**Work to be completed:** How many lines in the records below hold the string "document"? Please answer with the number and nothing more.

[Collection entries]
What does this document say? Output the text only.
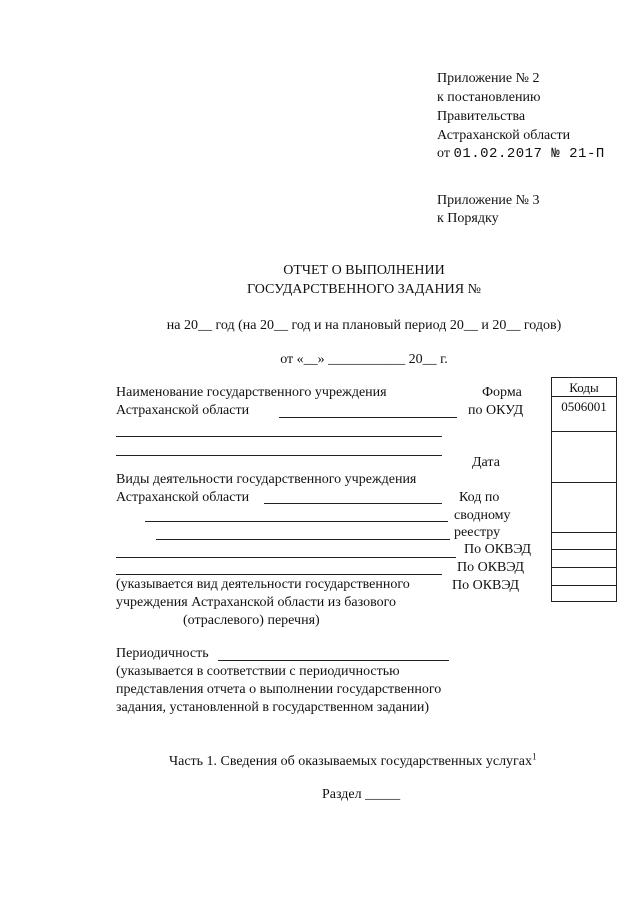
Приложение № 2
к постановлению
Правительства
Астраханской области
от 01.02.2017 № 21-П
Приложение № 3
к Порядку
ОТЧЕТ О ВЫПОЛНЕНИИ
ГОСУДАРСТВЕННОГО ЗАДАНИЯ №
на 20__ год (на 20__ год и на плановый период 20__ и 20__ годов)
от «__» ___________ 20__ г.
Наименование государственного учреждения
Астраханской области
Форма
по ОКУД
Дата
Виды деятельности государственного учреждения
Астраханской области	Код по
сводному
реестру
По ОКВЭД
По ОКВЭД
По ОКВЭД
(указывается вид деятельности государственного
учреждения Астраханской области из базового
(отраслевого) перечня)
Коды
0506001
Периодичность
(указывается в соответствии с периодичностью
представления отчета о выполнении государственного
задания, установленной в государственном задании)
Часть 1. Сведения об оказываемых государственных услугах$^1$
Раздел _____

---

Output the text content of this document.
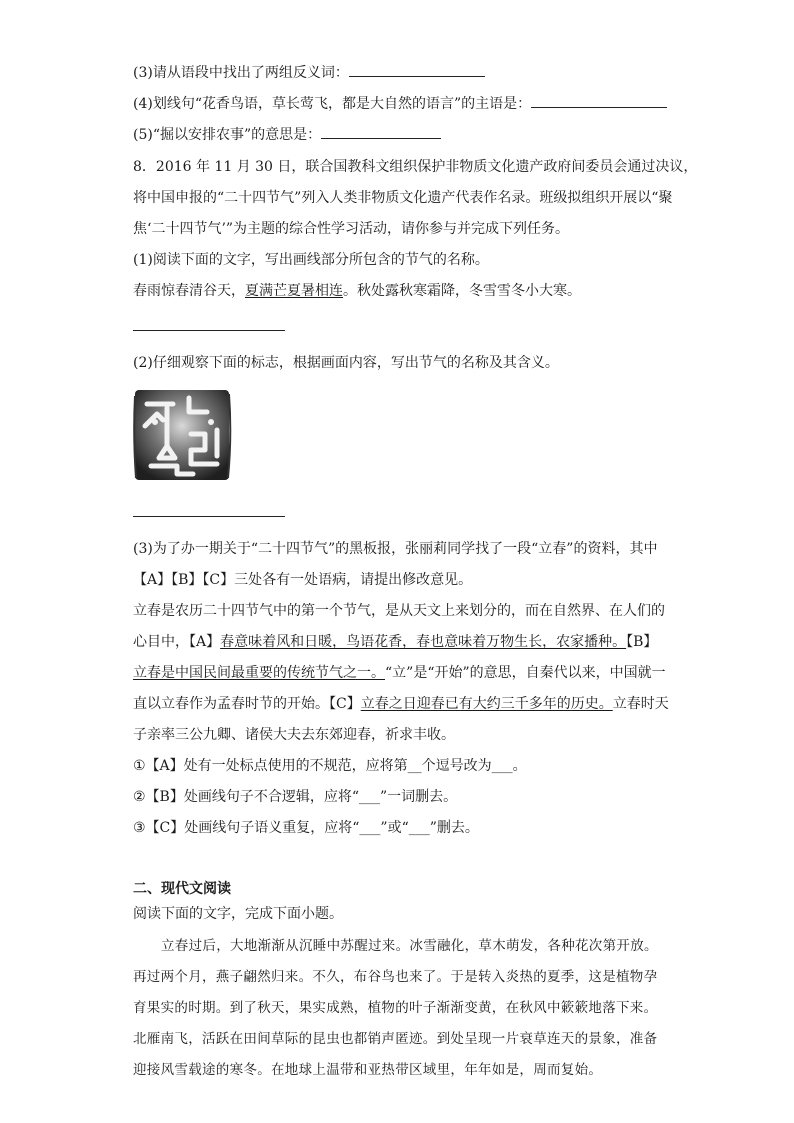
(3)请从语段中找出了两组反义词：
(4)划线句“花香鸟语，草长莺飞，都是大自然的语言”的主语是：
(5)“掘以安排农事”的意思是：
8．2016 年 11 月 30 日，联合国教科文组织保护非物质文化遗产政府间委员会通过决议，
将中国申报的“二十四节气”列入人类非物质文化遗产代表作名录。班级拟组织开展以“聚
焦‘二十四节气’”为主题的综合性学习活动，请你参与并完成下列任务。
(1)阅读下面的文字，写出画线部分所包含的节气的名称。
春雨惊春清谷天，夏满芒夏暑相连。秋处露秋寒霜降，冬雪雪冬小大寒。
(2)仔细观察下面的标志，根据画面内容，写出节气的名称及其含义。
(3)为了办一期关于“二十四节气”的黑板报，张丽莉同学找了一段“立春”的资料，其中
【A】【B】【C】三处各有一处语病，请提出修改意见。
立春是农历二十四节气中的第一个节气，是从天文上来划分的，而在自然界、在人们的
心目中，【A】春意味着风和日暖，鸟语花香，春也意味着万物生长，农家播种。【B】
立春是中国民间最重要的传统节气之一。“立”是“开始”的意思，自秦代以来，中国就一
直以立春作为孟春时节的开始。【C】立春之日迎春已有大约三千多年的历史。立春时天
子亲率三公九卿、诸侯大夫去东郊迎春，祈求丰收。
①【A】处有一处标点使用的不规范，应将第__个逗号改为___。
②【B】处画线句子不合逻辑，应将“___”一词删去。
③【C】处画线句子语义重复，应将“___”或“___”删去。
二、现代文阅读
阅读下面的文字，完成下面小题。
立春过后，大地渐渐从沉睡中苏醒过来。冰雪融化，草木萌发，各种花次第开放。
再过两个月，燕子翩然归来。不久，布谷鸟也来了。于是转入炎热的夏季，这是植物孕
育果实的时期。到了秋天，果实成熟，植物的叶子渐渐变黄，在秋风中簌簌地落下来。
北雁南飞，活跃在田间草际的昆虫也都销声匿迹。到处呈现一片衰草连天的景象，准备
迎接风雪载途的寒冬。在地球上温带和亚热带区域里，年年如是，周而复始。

--

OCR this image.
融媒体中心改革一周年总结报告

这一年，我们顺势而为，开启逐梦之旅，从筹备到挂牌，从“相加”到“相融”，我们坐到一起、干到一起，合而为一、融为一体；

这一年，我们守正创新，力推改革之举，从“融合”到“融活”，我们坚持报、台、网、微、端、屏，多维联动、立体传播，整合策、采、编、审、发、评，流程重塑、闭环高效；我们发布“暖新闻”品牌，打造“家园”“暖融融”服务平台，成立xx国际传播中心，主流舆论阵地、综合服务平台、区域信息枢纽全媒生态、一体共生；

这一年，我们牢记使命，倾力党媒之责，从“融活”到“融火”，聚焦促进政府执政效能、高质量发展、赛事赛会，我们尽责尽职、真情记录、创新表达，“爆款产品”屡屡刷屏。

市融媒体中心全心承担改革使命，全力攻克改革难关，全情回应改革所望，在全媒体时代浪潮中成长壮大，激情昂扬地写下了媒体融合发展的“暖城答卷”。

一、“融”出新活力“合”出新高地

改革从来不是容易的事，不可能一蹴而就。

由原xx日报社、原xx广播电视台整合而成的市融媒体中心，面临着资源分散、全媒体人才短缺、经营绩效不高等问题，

**Response to this task:** 2